Actions to take:
1/ Answer these questions from the piece on social media below, each on its own line:
(a) How long ago did the writer start blogging?
(b) Which personal occasions does the writer mention marking on Facebook?
(c) What event does the writer compare Twitter to?
2/ List every social medium that the piece on social media below discusses.
3/ Write out a passage from the piece on social media below word for word. Begin at the words "Wednesday, May 22, 2019" and stop after "as they can.".

Wednesday, May 22, 2019

Picking up after your dog is just the start

     Social media gets talked about as if it were one thing. But “media” is plural, and each social medium has different customs and tone.
     Facebook is familial, for instance. You can show unruly guests the gate. On Facebook I mark personal occasions: my wife’s birthday, a son home from school, in a way I never would on Twitter. Twitter is far more public and contentious, a mad free-for-all, like that tomato festival in a small Italian town where everyone is covered in red goo, flinging fruit as fast as they can.
     Then there’s blogging. I maintain a blog whose name, alas, can’t be printed in the paper. Blogging seemed edgy when I began, six years ago, ignoring the unavoidable truth that, if I’m doing something, then it ain’t edgy.

Recorded information:
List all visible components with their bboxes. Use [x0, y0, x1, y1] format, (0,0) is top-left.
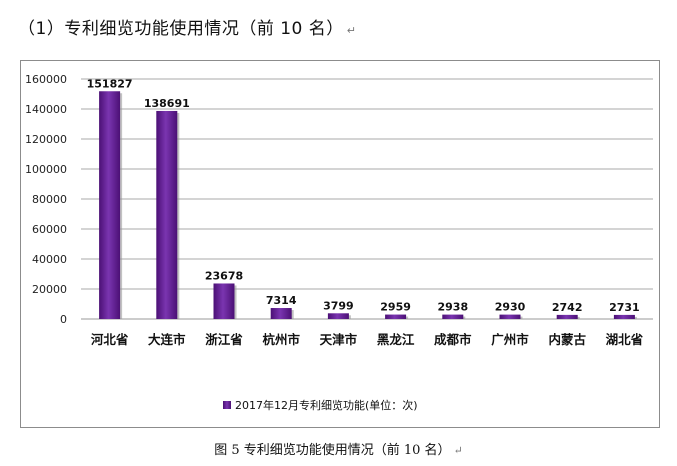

Responses by task:
1/
(a) Six years ago.
(b) The writer's wife's birthday and a son home from school.
(c) A tomato festival in a small Italian town where everyone is covered in red goo, flinging fruit as fast as they can.

2/
Facebook
Twitter
Blogging

3/
Wednesday, May 22, 2019

Picking up after your dog is just the start

     Social media gets talked about as if it were one thing. But “media” is plural, and each social medium has different customs and tone.
     Facebook is familial, for instance. You can show unruly guests the gate. On Facebook I mark personal occasions: my wife’s birthday, a son home from school, in a way I never would on Twitter. Twitter is far more public and contentious, a mad free-for-all, like that tomato festival in a small Italian town where everyone is covered in red goo, flinging fruit as fast as they can.